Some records
## start

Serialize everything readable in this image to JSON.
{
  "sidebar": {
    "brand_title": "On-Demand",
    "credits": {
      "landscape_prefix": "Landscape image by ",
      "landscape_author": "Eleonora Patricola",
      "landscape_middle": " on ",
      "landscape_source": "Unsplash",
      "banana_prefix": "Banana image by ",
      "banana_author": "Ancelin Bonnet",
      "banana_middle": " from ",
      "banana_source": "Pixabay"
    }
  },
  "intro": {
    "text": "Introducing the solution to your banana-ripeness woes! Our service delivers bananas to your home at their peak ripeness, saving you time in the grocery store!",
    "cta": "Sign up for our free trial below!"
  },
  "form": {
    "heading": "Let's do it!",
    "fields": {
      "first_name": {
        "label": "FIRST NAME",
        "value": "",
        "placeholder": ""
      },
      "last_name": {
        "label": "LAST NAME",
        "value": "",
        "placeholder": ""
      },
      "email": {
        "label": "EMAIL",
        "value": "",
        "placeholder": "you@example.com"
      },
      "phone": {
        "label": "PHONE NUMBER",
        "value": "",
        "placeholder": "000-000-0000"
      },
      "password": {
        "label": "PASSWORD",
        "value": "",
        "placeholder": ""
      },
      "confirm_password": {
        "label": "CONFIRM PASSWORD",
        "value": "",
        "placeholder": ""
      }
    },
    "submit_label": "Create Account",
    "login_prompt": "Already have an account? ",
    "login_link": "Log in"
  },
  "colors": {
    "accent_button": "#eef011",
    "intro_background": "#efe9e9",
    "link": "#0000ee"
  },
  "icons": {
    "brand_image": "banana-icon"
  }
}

## end

From the records above, please extract every line and repeat it exactly.

### SOLVED EXERCISE
Serialize everything readable in this image to JSON.
{
  "sidebar": {
    "brand_title": "On-Demand",
    "credits": {
      "landscape_prefix": "Landscape image by ",
      "landscape_author": "Eleonora Patricola",
      "landscape_middle": " on ",
      "landscape_source": "Unsplash",
      "banana_prefix": "Banana image by ",
      "banana_author": "Ancelin Bonnet",
      "banana_middle": " from ",
      "banana_source": "Pixabay"
    }
  },
  "intro": {
    "text": "Introducing the solution to your banana-ripeness woes! Our service delivers bananas to your home at their peak ripeness, saving you time in the grocery store!",
    "cta": "Sign up for our free trial below!"
  },
  "form": {
    "heading": "Let's do it!",
    "fields": {
      "first_name": {
        "label": "FIRST NAME",
        "value": "",
        "placeholder": ""
      },
      "last_name": {
        "label": "LAST NAME",
        "value": "",
        "placeholder": ""
      },
      "email": {
        "label": "EMAIL",
        "value": "",
        "placeholder": "you@example.com"
      },
      "phone": {
        "label": "PHONE NUMBER",
        "value": "",
        "placeholder": "000-000-0000"
      },
      "password": {
        "label": "PASSWORD",
        "value": "",
        "placeholder": ""
      },
      "confirm_password": {
        "label": "CONFIRM PASSWORD",
        "value": "",
        "placeholder": ""
      }
    },
    "submit_label": "Create Account",
    "login_prompt": "Already have an account? ",
    "login_link": "Log in"
  },
  "colors": {
    "accent_button": "#eef011",
    "intro_background": "#efe9e9",
    "link": "#0000ee"
  },
  "icons": {
    "brand_image": "banana-icon"
  }
}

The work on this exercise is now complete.